[Request]:
Check the listing below for lines with the word "What" and say how many there are, with nothing but the number.
═══
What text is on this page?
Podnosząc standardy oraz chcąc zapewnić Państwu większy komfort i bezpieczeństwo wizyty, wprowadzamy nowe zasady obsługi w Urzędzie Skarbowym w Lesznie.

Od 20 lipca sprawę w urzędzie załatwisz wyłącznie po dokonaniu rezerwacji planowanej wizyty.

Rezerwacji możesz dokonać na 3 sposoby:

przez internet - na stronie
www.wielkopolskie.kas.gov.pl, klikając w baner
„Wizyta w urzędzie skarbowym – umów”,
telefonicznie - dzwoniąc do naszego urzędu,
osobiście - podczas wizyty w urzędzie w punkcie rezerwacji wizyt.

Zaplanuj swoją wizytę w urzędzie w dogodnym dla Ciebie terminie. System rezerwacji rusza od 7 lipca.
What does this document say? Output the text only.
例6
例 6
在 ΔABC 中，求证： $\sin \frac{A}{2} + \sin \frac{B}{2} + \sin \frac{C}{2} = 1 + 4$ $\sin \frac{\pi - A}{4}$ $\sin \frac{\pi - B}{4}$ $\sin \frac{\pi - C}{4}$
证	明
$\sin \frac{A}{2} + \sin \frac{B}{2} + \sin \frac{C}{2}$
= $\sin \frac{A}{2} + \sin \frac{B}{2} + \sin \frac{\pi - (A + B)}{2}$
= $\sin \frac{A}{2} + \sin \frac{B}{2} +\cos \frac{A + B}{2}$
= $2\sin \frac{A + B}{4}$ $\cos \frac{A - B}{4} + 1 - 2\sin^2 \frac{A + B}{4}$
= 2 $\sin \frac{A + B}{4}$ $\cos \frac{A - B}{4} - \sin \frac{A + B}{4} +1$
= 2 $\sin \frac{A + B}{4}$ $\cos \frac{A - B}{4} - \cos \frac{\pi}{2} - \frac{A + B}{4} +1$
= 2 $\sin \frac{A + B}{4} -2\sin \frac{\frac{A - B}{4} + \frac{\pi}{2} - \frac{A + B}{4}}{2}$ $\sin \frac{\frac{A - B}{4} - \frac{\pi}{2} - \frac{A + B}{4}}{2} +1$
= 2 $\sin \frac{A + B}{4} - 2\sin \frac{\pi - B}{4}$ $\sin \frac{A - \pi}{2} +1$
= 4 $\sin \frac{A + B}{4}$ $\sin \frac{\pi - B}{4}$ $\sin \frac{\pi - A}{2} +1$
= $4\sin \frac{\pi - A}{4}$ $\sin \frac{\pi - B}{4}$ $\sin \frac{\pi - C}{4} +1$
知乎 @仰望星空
═══
[Completed exercise]:
2